> **INSTRUCTION**: What follows is a set of entries. Repeat them exactly, but not their pictures.
# # # # # # #
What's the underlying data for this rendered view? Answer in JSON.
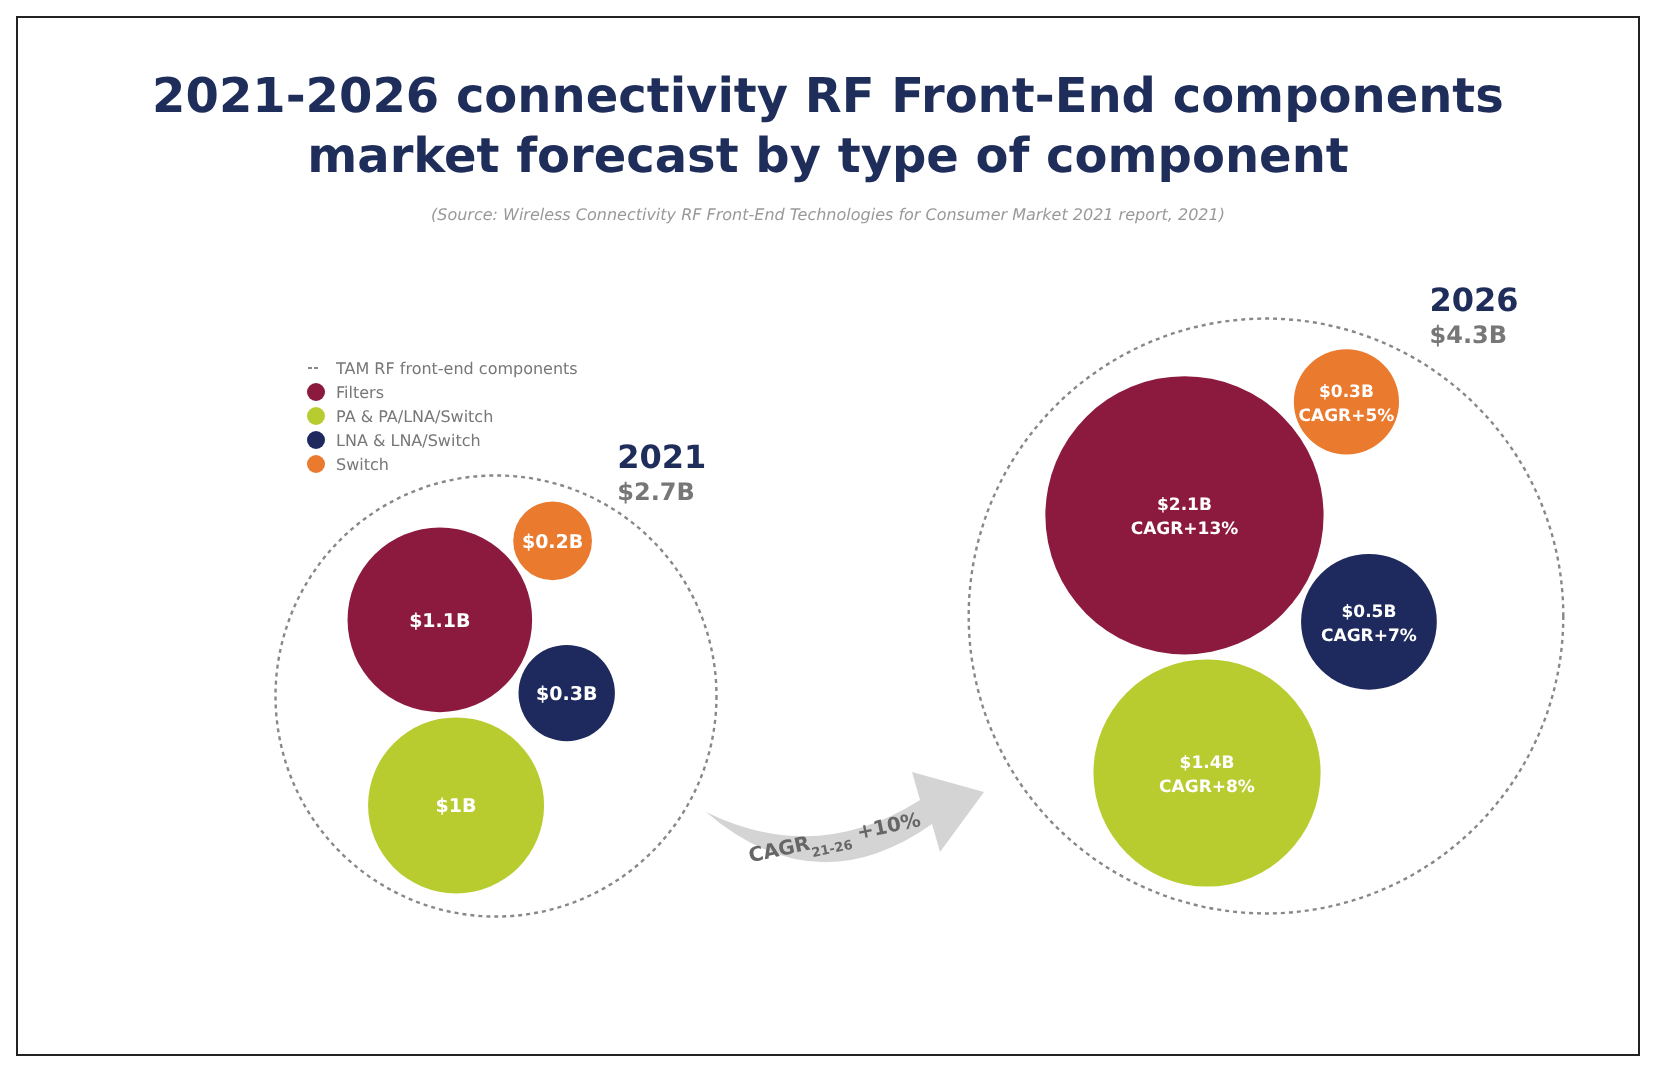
{
  "chart_data": {
    "type": "other",
    "title": "2021-2026 connectivity RF Front-End components market forecast by type of component",
    "subtitle": "(Source: Wireless Connectivity RF Front-End Technologies for Consumer Market 2021 report, 2021)",
    "categories": [
      "2021",
      "2026"
    ],
    "legend_title": "TAM RF front-end components",
    "legend": "top left",
    "series": [
      {
        "name": "Filters",
        "color": "#8c1a3f",
        "values": [
          1.1,
          2.1
        ],
        "value_labels": [
          "$1.1B",
          "$2.1B"
        ]
      },
      {
        "name": "PA & PA/LNA/Switch",
        "color": "#b8cc30",
        "values": [
          1,
          1.4
        ],
        "value_labels": [
          "$1B",
          "$1.4B"
        ]
      },
      {
        "name": "LNA & LNA/Switch",
        "color": "#1e2a5e",
        "values": [
          0.3,
          0.5
        ],
        "value_labels": [
          "$0.3B",
          "$0.5B"
        ]
      },
      {
        "name": "Switch",
        "color": "#ea7a2e",
        "values": [
          0.2,
          0.3
        ],
        "value_labels": [
          "$0.2B",
          "$0.3B"
        ]
      }
    ],
    "totals": [
      "$2.7B",
      "$4.3B"
    ],
    "annotations": [
      "CAGR$_{21-26}$ +10%",
      "CAGR+13%",
      "CAGR+8%",
      "CAGR+7%",
      "CAGR+5%"
    ]
  }
}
# # # # # # #
> **WORKED SOLUTION**:
What's the underlying data for this rendered view? Answer in JSON.
{
  "chart_data": {
    "type": "other",
    "title": "2021-2026 connectivity RF Front-End components market forecast by type of component",
    "subtitle": "(Source: Wireless Connectivity RF Front-End Technologies for Consumer Market 2021 report, 2021)",
    "categories": [
      "2021",
      "2026"
    ],
    "legend_title": "TAM RF front-end components",
    "legend": "top left",
    "series": [
      {
        "name": "Filters",
        "color": "#8c1a3f",
        "values": [
          1.1,
          2.1
        ],
        "value_labels": [
          "$1.1B",
          "$2.1B"
        ]
      },
      {
        "name": "PA & PA/LNA/Switch",
        "color": "#b8cc30",
        "values": [
          1,
          1.4
        ],
        "value_labels": [
          "$1B",
          "$1.4B"
        ]
      },
      {
        "name": "LNA & LNA/Switch",
        "color": "#1e2a5e",
        "values": [
          0.3,
          0.5
        ],
        "value_labels": [
          "$0.3B",
          "$0.5B"
        ]
      },
      {
        "name": "Switch",
        "color": "#ea7a2e",
        "values": [
          0.2,
          0.3
        ],
        "value_labels": [
          "$0.2B",
          "$0.3B"
        ]
      }
    ],
    "totals": [
      "$2.7B",
      "$4.3B"
    ],
    "annotations": [
      "CAGR$_{21-26}$ +10%",
      "CAGR+13%",
      "CAGR+8%",
      "CAGR+7%",
      "CAGR+5%"
    ]
  }
}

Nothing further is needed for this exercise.